A block of data
::::::::::

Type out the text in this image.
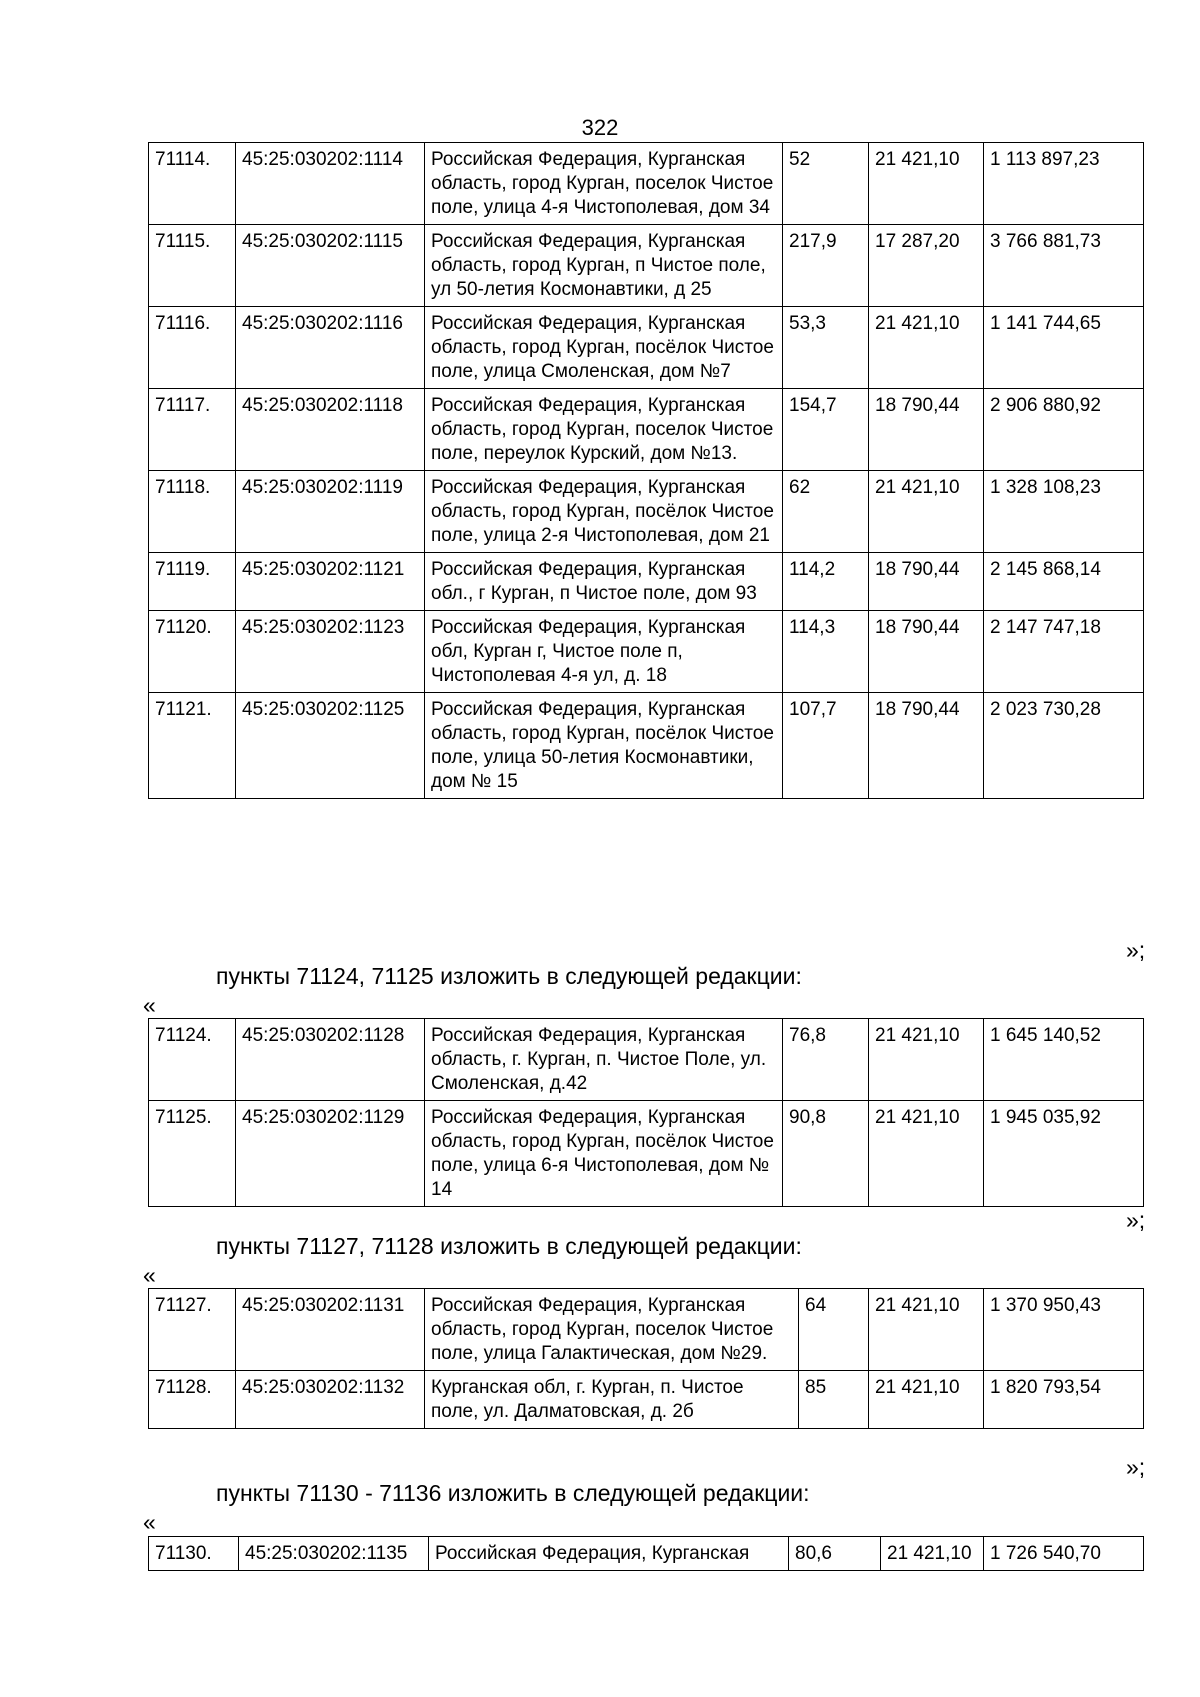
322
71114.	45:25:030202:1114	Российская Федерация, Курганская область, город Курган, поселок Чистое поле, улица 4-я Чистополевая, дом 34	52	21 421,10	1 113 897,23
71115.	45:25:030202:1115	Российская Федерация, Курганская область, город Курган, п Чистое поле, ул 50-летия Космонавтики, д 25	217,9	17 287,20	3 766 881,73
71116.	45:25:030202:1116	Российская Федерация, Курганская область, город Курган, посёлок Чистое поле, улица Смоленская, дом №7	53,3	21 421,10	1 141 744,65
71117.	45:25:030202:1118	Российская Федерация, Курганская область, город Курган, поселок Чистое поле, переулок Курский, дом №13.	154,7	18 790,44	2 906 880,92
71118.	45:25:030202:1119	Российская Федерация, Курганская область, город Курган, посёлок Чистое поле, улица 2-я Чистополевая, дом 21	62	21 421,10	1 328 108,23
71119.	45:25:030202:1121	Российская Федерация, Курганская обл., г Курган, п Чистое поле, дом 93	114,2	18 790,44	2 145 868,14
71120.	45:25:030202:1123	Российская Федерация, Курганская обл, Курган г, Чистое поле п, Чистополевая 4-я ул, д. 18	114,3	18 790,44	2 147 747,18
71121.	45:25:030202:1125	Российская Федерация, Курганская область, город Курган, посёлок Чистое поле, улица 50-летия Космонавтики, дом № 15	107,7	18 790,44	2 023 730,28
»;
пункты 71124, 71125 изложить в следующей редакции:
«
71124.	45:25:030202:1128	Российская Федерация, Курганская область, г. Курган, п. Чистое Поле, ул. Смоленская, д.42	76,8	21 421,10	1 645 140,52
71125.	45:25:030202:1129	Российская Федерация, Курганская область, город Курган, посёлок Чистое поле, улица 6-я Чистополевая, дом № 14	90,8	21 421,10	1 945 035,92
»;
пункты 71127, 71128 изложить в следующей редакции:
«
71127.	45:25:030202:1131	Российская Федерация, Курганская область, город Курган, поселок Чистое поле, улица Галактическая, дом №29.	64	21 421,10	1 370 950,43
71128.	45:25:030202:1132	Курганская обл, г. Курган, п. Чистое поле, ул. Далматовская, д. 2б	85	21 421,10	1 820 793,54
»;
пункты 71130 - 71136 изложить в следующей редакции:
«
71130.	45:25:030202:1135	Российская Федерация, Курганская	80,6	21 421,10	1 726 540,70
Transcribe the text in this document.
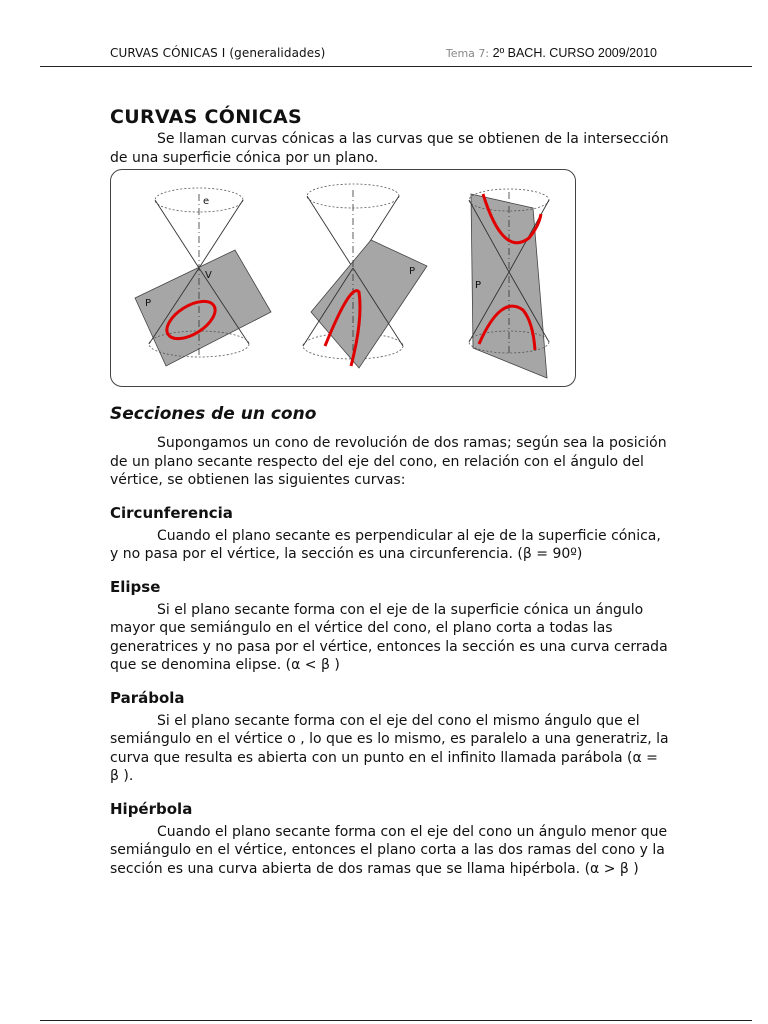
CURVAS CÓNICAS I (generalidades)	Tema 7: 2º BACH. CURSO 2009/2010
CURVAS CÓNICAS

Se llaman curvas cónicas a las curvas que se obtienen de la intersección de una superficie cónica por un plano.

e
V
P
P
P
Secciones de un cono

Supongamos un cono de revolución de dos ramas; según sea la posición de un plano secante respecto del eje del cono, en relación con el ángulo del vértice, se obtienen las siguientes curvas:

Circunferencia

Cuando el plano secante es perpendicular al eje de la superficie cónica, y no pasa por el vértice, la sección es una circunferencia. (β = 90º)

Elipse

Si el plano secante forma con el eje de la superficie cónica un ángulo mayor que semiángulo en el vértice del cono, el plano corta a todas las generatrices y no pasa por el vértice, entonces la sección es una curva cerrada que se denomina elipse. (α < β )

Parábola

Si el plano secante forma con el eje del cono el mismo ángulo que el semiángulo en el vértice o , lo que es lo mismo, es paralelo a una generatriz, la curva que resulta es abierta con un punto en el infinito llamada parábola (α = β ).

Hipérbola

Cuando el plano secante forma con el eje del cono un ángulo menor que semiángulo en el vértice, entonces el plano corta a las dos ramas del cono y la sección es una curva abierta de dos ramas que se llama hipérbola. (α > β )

::::::::::

* _Task to carry out_:
Identify lines with the string "pasa". Copy each one.

* _Result for this task_:
Cuando el plano secante es perpendicular al eje de la superficie cónica, y no pasa por el vértice, la sección es una circunferencia. (β = 90º)
Si el plano secante forma con el eje de la superficie cónica un ángulo mayor que semiángulo en el vértice del cono, el plano corta a todas las generatrices y no pasa por el vértice, entonces la sección es una curva cerrada que se denomina elipse. (α < β )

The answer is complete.